THE PROBLEM -> Look through the data below. Collect every line where the word "CAUSAS" occurs.

THE INPUT ->
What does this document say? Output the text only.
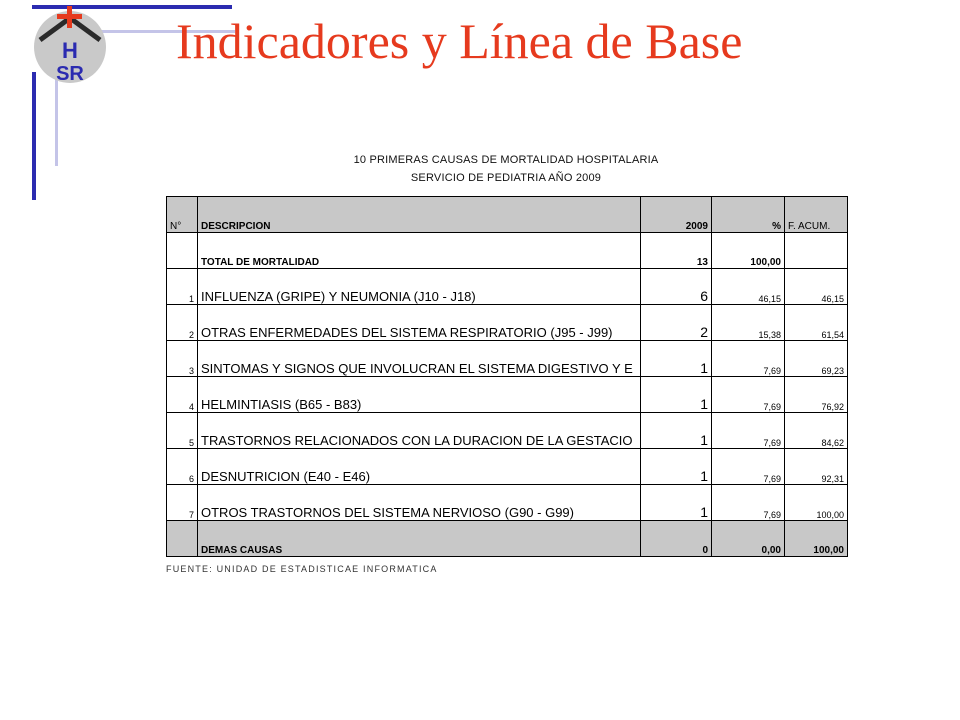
H
SR
Indicadores y Línea de Base
10 PRIMERAS CAUSAS DE MORTALIDAD HOSPITALARIA
SERVICIO DE PEDIATRIA AÑO 2009
N°	DESCRIPCION	2009	%	F. ACUM.
	TOTAL DE MORTALIDAD	13	100,00	
1	INFLUENZA (GRIPE) Y NEUMONIA (J10 - J18)	6	46,15	46,15
2	OTRAS ENFERMEDADES DEL SISTEMA RESPIRATORIO (J95 - J99)	2	15,38	61,54
3	SINTOMAS Y SIGNOS QUE INVOLUCRAN EL SISTEMA DIGESTIVO Y E	1	7,69	69,23
4	HELMINTIASIS (B65 - B83)	1	7,69	76,92
5	TRASTORNOS RELACIONADOS CON LA DURACION DE LA GESTACIO	1	7,69	84,62
6	DESNUTRICION (E40 - E46)	1	7,69	92,31
7	OTROS TRASTORNOS DEL SISTEMA NERVIOSO (G90 - G99)	1	7,69	100,00
	DEMAS CAUSAS	0	0,00	100,00
FUENTE: UNIDAD DE ESTADISTICAE INFORMATICA
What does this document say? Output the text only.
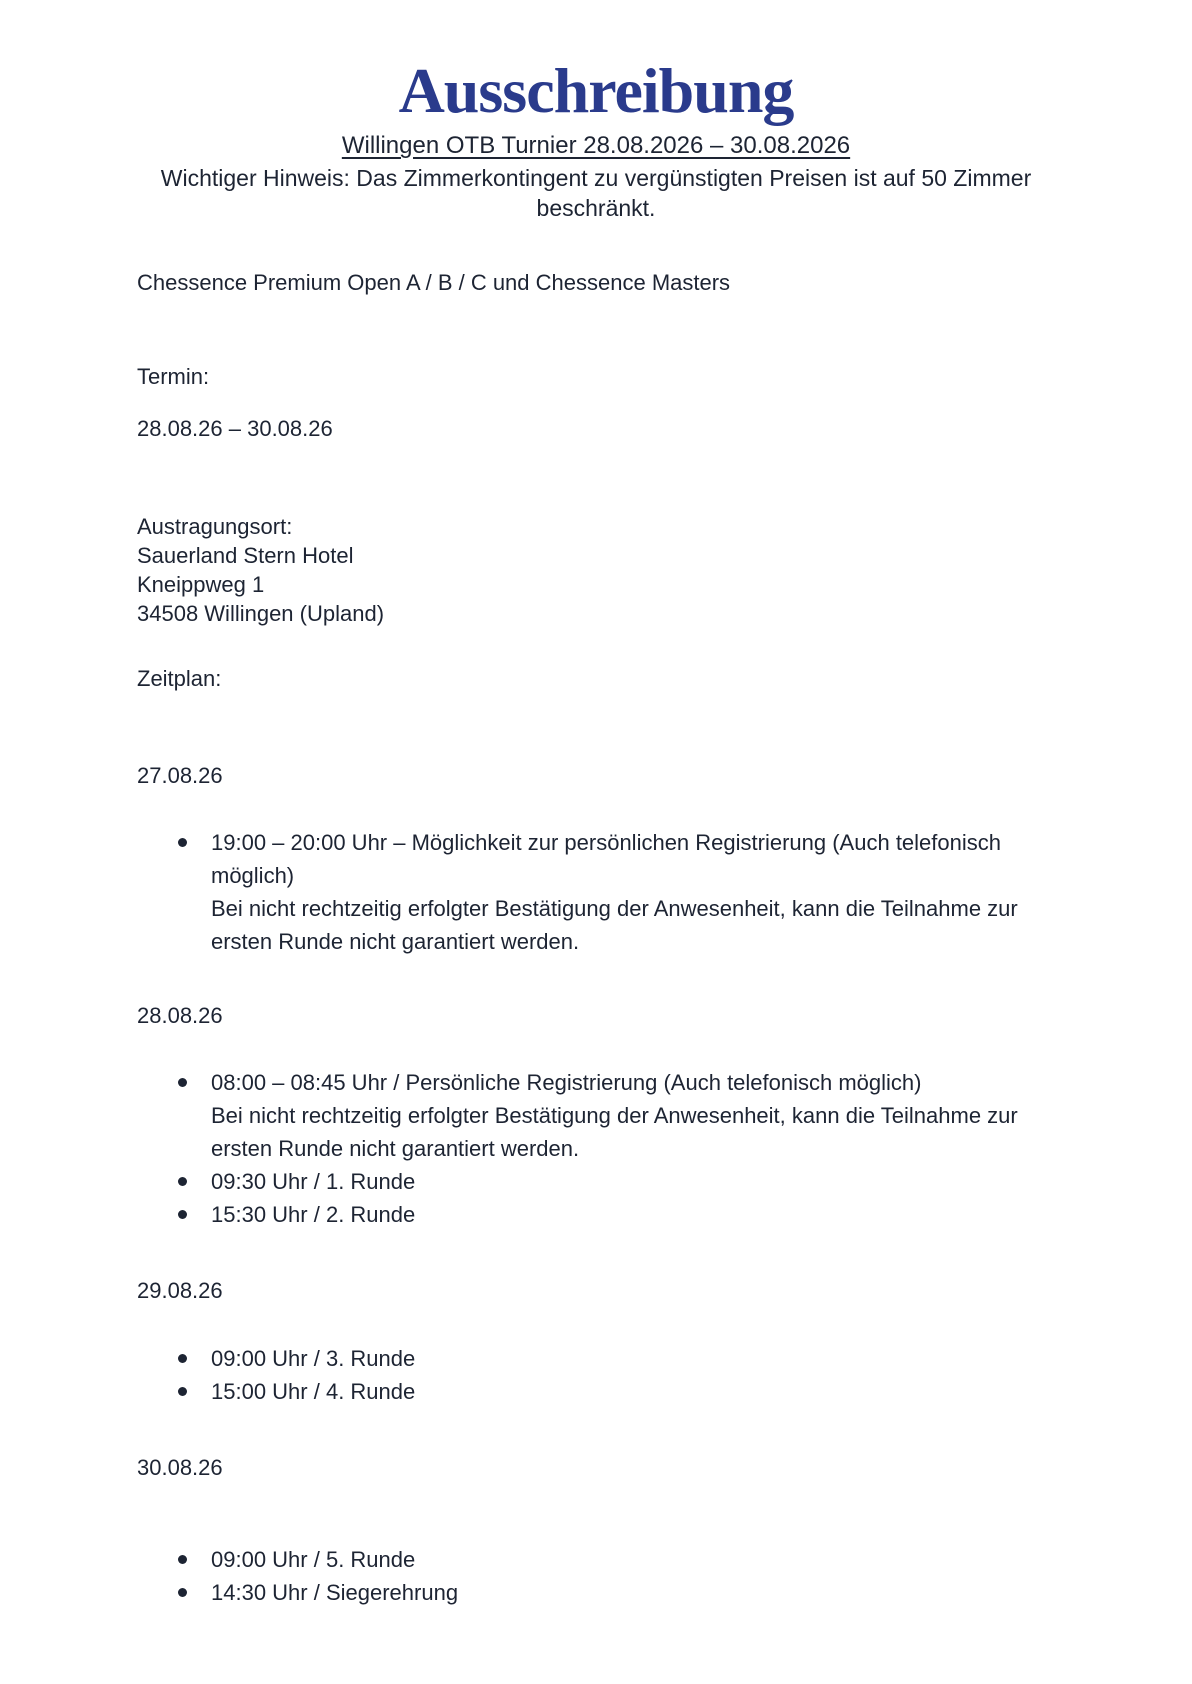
Ausschreibung
Willingen OTB Turnier 28.08.2026 – 30.08.2026
Wichtiger Hinweis: Das Zimmerkontingent zu vergünstigten Preisen ist auf 50 Zimmer beschränkt.
Chessence Premium Open A / B / C und Chessence Masters
Termin:
28.08.26 – 30.08.26
Austragungsort:
Sauerland Stern Hotel
Kneippweg 1
34508 Willingen (Upland)
Zeitplan:
27.08.26
19:00 – 20:00 Uhr – Möglichkeit zur persönlichen Registrierung (Auch telefonisch möglich)
Bei nicht rechtzeitig erfolgter Bestätigung der Anwesenheit, kann die Teilnahme zur ersten Runde nicht garantiert werden.
28.08.26
08:00 – 08:45 Uhr / Persönliche Registrierung (Auch telefonisch möglich)
Bei nicht rechtzeitig erfolgter Bestätigung der Anwesenheit, kann die Teilnahme zur ersten Runde nicht garantiert werden.
09:30 Uhr / 1. Runde
15:30 Uhr / 2. Runde
29.08.26
09:00 Uhr / 3. Runde
15:00 Uhr / 4. Runde
30.08.26
09:00 Uhr / 5. Runde
14:30 Uhr / Siegerehrung
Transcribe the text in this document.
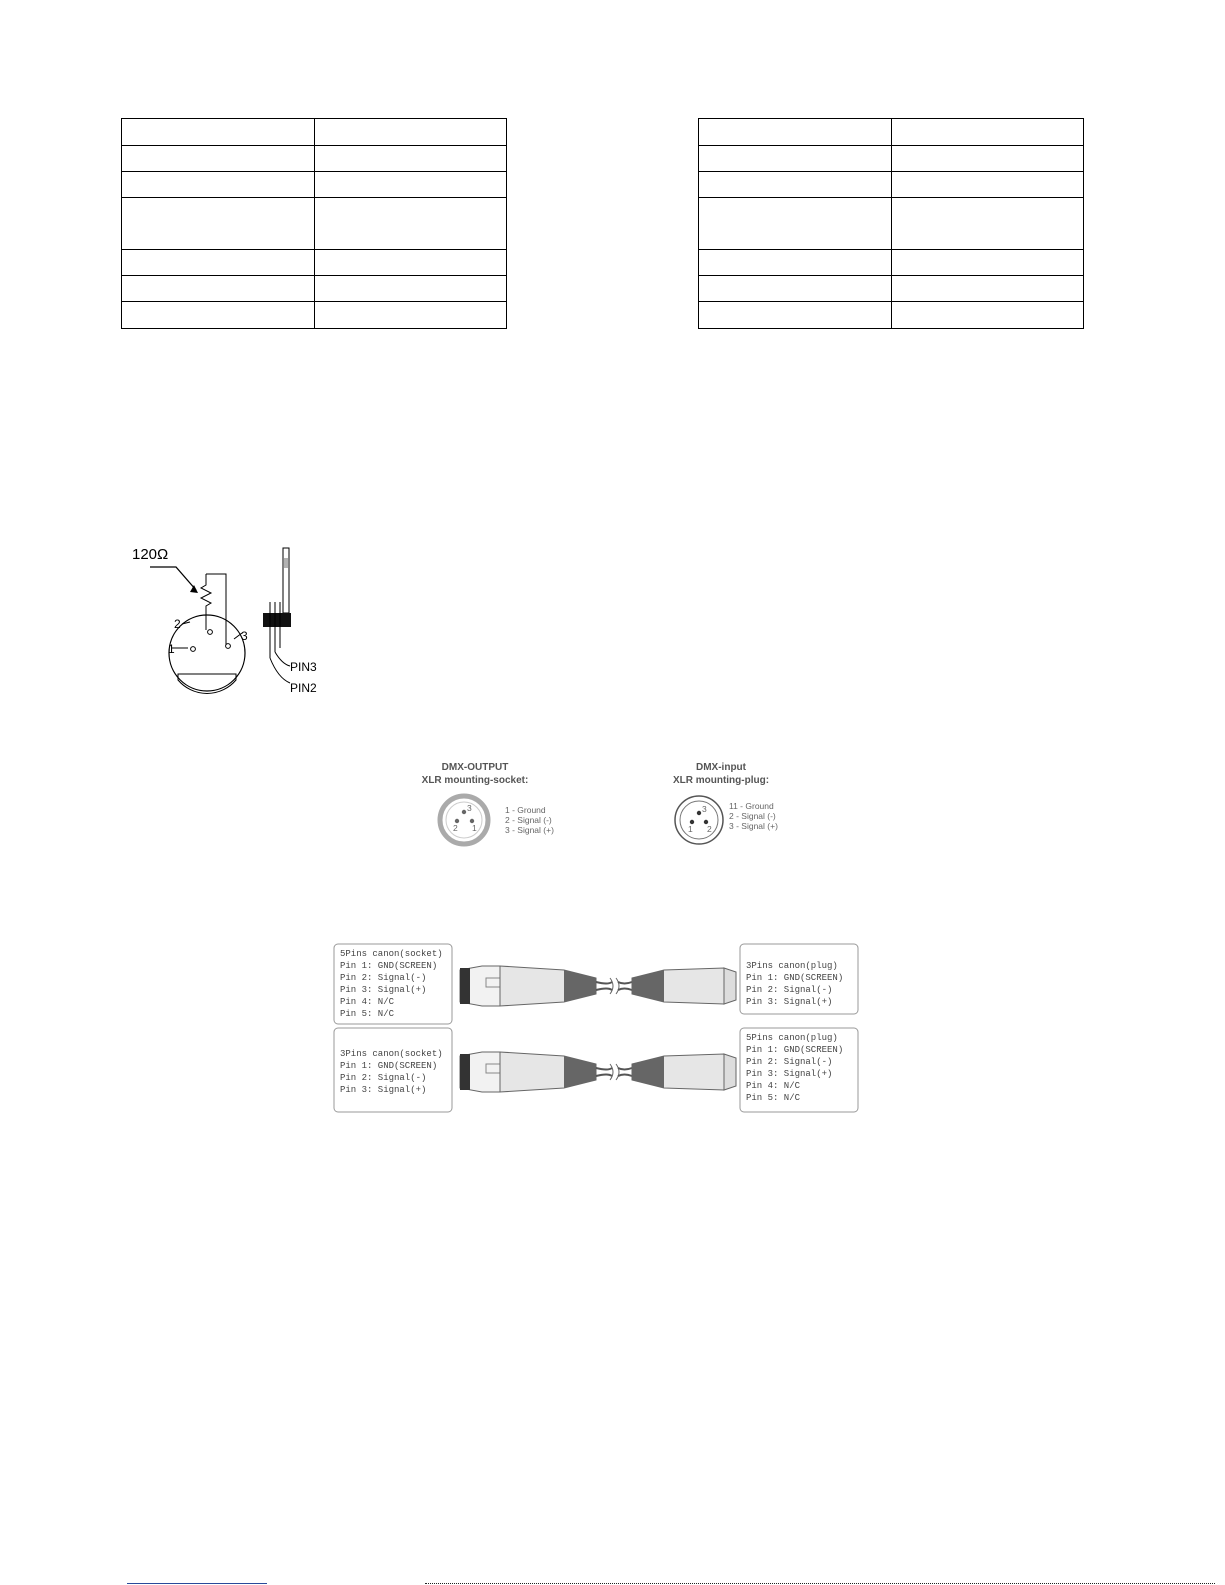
120Ω
1
2
3
PIN3
PIN2
DMX-OUTPUT
XLR mounting-socket:
3
2 1
1 - Ground
2 - Signal (-)
3 - Signal (+)
DMX-input
XLR mounting-plug:
3
1 2
11 - Ground
2 - Signal (-)
3 - Signal (+)
5Pins canon(socket)
Pin 1: GND(SCREEN)
Pin 2: Signal(-)
Pin 3: Signal(+)
Pin 4: N/C
Pin 5: N/C
3Pins canon(plug)
Pin 1: GND(SCREEN)
Pin 2: Signal(-)
Pin 3: Signal(+)
3Pins canon(socket)
Pin 1: GND(SCREEN)
Pin 2: Signal(-)
Pin 3: Signal(+)
5Pins canon(plug)
Pin 1: GND(SCREEN)
Pin 2: Signal(-)
Pin 3: Signal(+)
Pin 4: N/C
Pin 5: N/C
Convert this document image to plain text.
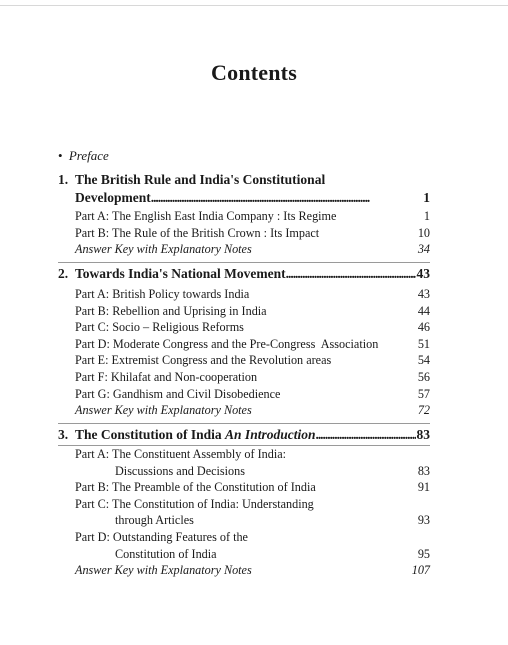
Contents
• Preface
1. The British Rule and India's Constitutional
Development . . .	1
Part A: The English East India Company : Its Regime	1
Part B: The Rule of the British Crown : Its Impact	10
Answer Key with Explanatory Notes	34
2. Towards India's National Movement . . .	43
Part A: British Policy towards India	43
Part B: Rebellion and Uprising in India	44
Part C: Socio – Religious Reforms	46
Part D: Moderate Congress and the Pre-Congress  Association	51
Part E: Extremist Congress and the Revolution areas	54
Part F: Khilafat and Non-cooperation	56
Part G: Gandhism and Civil Disobedience	57
Answer Key with Explanatory Notes	72
3. The Constitution of India An Introduction . . .	83
Part A: The Constituent Assembly of India:
Discussions and Decisions	83
Part B: The Preamble of the Constitution of India	91
Part C: The Constitution of India: Understanding
through Articles	93
Part D: Outstanding Features of the
Constitution of India	95
Answer Key with Explanatory Notes	107
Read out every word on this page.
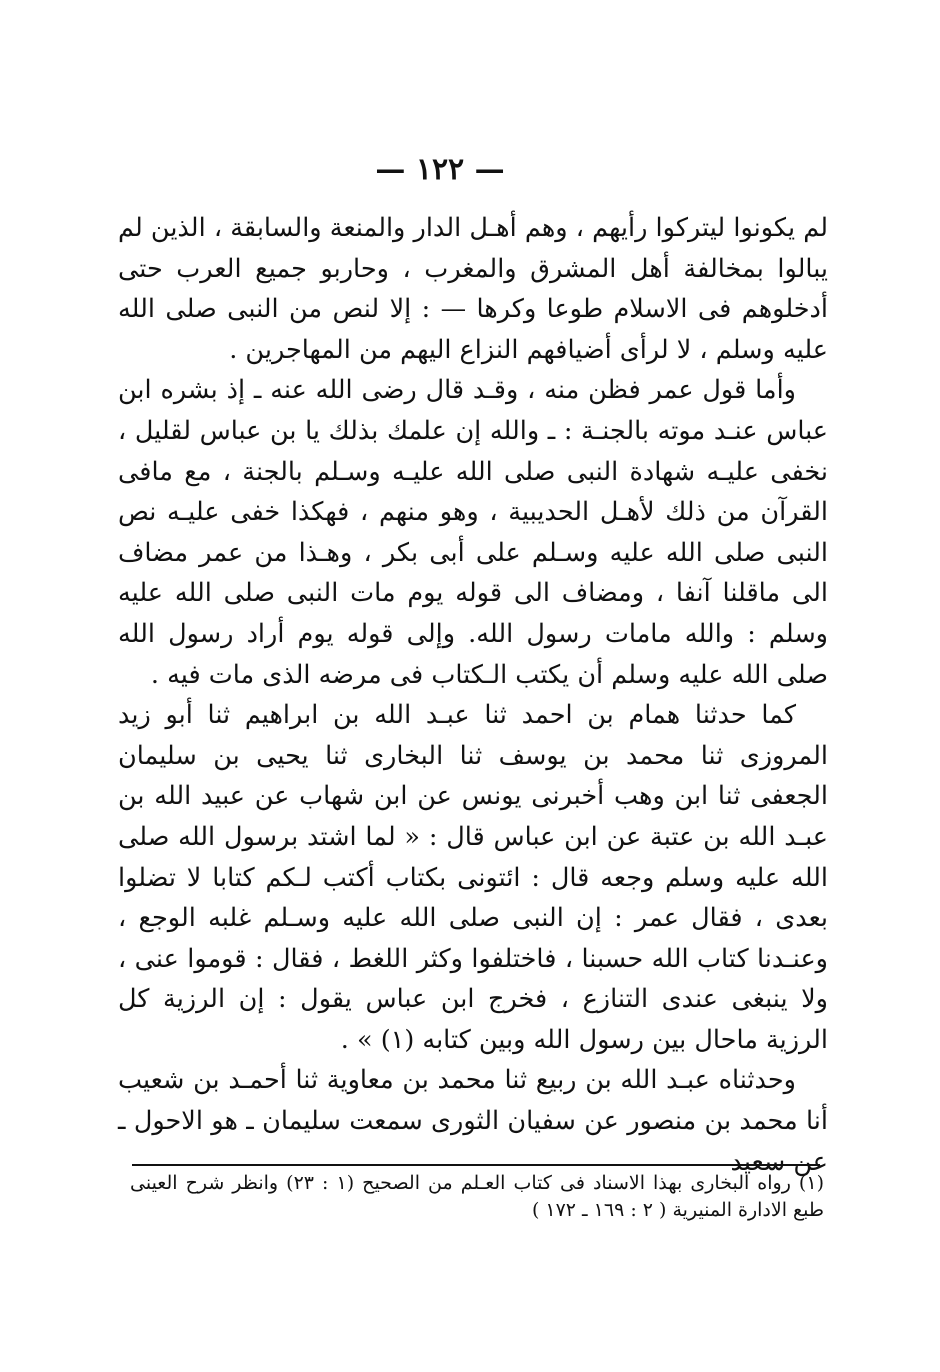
— ١٢٢ —

لم يكونوا ليتركوا رأيهم ، وهم أهـل الدار والمنعة والسابقة ، الذين لم يبالوا بمخالفة أهل المشرق والمغرب ، وحاربو جميع العرب حتى أدخلوهم فى الاسلام طوعا وكرها — : إلا لنص من النبى صلى الله عليه وسلم ، لا لرأى أضيافهم النزاع اليهم من المهاجرين .

وأما قول عمر فظن منه ، وقـد قال رضى الله عنه ـ إذ بشره ابن عباس عنـد موته بالجنـة : ـ والله إن علمك بذلك يا بن عباس لقليل ، نخفى عليـه شهادة النبى صلى الله عليـه وسـلم بالجنة ، مع مافى القرآن من ذلك لأهـل الحديبية ، وهو منهم ، فهكذا خفى عليـه نص النبى صلى الله عليه وسـلم على أبى بكر ، وهـذا من عمر مضاف الى ماقلنا آنفا ، ومضاف الى قوله يوم مات النبى صلى الله عليه وسلم : والله مامات رسول الله. وإلى قوله يوم أراد رسول الله صلى الله عليه وسلم أن يكتب الـكتاب فى مرضه الذى مات فيه .

كما حدثنا همام بن احمد ثنا عبـد الله بن ابراهيم ثنا أبو زيد المروزى ثنا محمد بن يوسف ثنا البخارى ثنا يحيى بن سليمان الجعفى ثنا ابن وهب أخبرنى يونس عن ابن شهاب عن عبيد الله بن عبـد الله بن عتبة عن ابن عباس قال : « لما اشتد برسول الله صلى الله عليه وسلم وجعه قال : ائتونى بكتاب أكتب لـكم كتابا لا تضلوا بعدى ، فقال عمر : إن النبى صلى الله عليه وسـلم غلبه الوجع ، وعنـدنا كتاب الله حسبنا ، فاختلفوا وكثر اللغط ، فقال : قوموا عنى ، ولا ينبغى عندى التنازع ، فخرج ابن عباس يقول : إن الرزية كل الرزية ماحال بين رسول الله وبين كتابه (١) » .

وحدثناه عبـد الله بن ربيع ثنا محمد بن معاوية ثنا أحمـد بن شعيب أنا محمد بن منصور عن سفيان الثورى سمعت سليمان ـ هو الاحول ـ عن سعيد

(١) رواه البخارى بهذا الاسناد فى كتاب العـلم من الصحيح (١ : ٢٣) وانظر شرح العينى طبع الادارة المنيرية ( ٢ : ١٦٩ ـ ١٧٢ )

RESULT ->
10 PRIMERAS CAUSAS DE MORTALIDAD HOSPITALARIA
	DEMAS CAUSAS	0	0,00	100,00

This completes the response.